- **PROBLEM TO WORK ON**
Go through the material and tally the lines containing the string "Minor". Give the total alone.

-- -- --

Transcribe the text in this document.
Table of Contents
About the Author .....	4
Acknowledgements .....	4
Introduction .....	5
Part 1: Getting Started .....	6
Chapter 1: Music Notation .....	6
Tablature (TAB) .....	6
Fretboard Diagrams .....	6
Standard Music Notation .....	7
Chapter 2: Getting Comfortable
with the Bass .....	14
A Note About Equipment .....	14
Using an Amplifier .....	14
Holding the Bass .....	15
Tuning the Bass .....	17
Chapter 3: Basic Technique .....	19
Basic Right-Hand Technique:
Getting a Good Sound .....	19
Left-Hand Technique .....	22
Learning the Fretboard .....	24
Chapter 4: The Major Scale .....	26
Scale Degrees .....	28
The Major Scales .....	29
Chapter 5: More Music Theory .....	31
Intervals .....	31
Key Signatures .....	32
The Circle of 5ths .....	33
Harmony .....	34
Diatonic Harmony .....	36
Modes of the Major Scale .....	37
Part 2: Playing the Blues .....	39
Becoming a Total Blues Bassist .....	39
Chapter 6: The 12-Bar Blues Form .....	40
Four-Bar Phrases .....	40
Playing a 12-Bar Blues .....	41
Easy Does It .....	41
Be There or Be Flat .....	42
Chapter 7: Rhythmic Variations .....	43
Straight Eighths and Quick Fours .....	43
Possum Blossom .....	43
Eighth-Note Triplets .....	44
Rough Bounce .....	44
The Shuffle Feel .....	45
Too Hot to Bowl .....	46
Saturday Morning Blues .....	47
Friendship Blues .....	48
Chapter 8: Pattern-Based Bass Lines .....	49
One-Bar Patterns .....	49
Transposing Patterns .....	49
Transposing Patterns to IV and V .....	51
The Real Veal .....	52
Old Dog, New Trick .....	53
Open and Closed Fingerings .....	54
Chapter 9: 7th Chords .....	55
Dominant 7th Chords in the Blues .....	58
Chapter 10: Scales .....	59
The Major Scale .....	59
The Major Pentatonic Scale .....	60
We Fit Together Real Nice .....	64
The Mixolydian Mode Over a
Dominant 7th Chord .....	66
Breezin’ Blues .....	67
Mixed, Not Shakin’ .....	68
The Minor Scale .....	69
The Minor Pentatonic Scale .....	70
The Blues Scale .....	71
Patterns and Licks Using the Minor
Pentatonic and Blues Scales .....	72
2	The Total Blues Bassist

-- -- --

- **EXERCISE ANSWER**
3